Work to complete:
Every line of the material that follows must be printed again exactly.

Supplied information:
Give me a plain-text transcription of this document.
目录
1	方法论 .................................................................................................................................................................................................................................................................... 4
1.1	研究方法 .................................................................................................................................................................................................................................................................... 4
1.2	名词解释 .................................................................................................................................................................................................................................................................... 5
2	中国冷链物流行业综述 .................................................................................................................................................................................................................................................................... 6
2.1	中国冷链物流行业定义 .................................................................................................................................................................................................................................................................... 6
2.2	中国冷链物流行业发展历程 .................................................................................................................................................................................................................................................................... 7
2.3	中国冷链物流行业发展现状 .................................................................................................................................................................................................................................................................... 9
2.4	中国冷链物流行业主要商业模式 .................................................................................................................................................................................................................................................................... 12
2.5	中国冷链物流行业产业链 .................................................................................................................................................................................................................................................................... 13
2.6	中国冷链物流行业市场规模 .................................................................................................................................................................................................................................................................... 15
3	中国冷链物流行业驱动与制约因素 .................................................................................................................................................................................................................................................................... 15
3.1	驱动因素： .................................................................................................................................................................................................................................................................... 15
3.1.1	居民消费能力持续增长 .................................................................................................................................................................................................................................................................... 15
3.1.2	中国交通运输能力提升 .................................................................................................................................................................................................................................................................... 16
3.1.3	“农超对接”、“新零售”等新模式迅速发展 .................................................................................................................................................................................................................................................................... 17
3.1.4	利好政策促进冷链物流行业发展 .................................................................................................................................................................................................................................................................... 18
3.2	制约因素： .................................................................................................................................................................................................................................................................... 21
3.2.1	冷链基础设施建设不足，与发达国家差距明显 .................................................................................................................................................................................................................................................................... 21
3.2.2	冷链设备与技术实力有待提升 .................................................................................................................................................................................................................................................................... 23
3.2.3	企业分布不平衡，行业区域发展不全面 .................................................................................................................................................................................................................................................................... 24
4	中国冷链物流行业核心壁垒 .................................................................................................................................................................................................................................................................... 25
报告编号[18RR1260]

Task output:
Give me a plain-text transcription of this document.
目录
1	方法论 .................................................................................................................................................................................................................................................................... 4
1.1	研究方法 .................................................................................................................................................................................................................................................................... 4
1.2	名词解释 .................................................................................................................................................................................................................................................................... 5
2	中国冷链物流行业综述 .................................................................................................................................................................................................................................................................... 6
2.1	中国冷链物流行业定义 .................................................................................................................................................................................................................................................................... 6
2.2	中国冷链物流行业发展历程 .................................................................................................................................................................................................................................................................... 7
2.3	中国冷链物流行业发展现状 .................................................................................................................................................................................................................................................................... 9
2.4	中国冷链物流行业主要商业模式 .................................................................................................................................................................................................................................................................... 12
2.5	中国冷链物流行业产业链 .................................................................................................................................................................................................................................................................... 13
2.6	中国冷链物流行业市场规模 .................................................................................................................................................................................................................................................................... 15
3	中国冷链物流行业驱动与制约因素 .................................................................................................................................................................................................................................................................... 15
3.1	驱动因素： .................................................................................................................................................................................................................................................................... 15
3.1.1	居民消费能力持续增长 .................................................................................................................................................................................................................................................................... 15
3.1.2	中国交通运输能力提升 .................................................................................................................................................................................................................................................................... 16
3.1.3	“农超对接”、“新零售”等新模式迅速发展 .................................................................................................................................................................................................................................................................... 17
3.1.4	利好政策促进冷链物流行业发展 .................................................................................................................................................................................................................................................................... 18
3.2	制约因素： .................................................................................................................................................................................................................................................................... 21
3.2.1	冷链基础设施建设不足，与发达国家差距明显 .................................................................................................................................................................................................................................................................... 21
3.2.2	冷链设备与技术实力有待提升 .................................................................................................................................................................................................................................................................... 23
3.2.3	企业分布不平衡，行业区域发展不全面 .................................................................................................................................................................................................................................................................... 24
4	中国冷链物流行业核心壁垒 .................................................................................................................................................................................................................................................................... 25
报告编号[18RR1260]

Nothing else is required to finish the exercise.